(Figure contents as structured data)

———

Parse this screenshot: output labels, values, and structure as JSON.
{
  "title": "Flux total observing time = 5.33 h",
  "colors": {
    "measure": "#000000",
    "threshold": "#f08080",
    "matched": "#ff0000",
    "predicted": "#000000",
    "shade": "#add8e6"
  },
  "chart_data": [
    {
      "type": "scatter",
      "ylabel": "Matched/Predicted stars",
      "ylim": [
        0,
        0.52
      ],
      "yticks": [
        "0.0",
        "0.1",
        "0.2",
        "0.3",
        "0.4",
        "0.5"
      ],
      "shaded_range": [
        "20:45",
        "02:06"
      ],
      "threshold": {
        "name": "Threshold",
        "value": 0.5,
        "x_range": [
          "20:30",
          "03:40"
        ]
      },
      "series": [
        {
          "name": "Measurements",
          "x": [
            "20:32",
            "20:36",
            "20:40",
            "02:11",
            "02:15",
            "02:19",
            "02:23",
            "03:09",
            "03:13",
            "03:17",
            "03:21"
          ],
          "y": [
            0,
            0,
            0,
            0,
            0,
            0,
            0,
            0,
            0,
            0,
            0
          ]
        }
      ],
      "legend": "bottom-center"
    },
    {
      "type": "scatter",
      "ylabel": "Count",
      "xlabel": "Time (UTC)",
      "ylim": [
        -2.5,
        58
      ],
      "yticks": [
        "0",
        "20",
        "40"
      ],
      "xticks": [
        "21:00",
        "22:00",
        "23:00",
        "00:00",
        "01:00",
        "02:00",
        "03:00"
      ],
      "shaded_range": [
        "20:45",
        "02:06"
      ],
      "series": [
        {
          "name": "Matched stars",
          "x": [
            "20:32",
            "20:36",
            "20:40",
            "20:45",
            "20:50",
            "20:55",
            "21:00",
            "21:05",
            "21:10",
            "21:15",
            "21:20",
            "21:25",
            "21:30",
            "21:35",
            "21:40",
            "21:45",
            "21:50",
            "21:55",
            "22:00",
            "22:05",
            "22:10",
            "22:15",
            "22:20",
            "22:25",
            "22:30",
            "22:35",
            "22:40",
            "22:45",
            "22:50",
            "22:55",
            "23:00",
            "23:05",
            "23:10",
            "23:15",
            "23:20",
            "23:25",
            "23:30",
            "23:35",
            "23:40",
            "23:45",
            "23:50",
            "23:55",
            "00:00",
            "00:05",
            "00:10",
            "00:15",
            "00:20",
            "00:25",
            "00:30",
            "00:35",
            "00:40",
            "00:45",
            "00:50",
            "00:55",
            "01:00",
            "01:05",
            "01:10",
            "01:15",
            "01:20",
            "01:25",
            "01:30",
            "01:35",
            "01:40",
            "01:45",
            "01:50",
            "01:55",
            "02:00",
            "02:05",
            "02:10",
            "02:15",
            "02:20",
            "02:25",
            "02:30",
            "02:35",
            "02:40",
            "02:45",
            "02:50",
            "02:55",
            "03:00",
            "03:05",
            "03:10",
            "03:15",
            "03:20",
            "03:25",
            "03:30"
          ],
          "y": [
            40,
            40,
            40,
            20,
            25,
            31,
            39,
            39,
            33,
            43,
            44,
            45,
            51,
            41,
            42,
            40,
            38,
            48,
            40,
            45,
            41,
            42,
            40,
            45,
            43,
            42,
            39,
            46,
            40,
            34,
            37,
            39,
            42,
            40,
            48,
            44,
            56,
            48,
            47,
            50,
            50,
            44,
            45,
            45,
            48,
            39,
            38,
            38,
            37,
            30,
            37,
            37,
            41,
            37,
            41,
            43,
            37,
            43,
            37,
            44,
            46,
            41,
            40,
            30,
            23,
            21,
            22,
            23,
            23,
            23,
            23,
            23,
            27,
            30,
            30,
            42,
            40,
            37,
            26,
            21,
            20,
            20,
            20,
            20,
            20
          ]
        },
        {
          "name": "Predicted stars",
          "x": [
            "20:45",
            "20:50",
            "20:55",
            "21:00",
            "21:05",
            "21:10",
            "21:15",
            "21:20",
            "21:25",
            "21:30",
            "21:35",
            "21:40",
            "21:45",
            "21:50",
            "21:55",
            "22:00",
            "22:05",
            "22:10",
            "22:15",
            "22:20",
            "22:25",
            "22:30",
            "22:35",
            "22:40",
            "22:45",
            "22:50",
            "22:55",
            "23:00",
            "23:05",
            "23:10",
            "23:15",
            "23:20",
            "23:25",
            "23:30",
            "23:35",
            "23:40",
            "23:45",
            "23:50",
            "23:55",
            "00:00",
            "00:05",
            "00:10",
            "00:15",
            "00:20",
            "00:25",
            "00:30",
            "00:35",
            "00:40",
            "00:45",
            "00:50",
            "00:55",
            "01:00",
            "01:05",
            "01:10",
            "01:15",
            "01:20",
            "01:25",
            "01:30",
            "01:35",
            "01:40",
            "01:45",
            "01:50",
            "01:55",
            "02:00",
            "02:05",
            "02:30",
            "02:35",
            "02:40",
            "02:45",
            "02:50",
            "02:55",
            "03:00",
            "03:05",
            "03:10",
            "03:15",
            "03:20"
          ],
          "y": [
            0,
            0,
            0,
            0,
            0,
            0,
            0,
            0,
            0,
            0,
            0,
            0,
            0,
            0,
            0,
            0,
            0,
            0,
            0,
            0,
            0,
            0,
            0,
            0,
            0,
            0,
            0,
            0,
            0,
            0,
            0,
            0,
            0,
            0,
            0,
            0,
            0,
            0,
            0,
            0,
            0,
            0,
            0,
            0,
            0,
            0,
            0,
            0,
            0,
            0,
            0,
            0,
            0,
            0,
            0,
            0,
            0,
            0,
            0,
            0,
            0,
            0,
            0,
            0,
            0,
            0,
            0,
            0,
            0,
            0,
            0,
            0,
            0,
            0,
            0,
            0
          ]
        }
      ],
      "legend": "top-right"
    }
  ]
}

———

Go through the entries and return each line where the word "ylabel" appears.

      "ylabel": "Matched/Predicted stars",
      "ylabel": "Count",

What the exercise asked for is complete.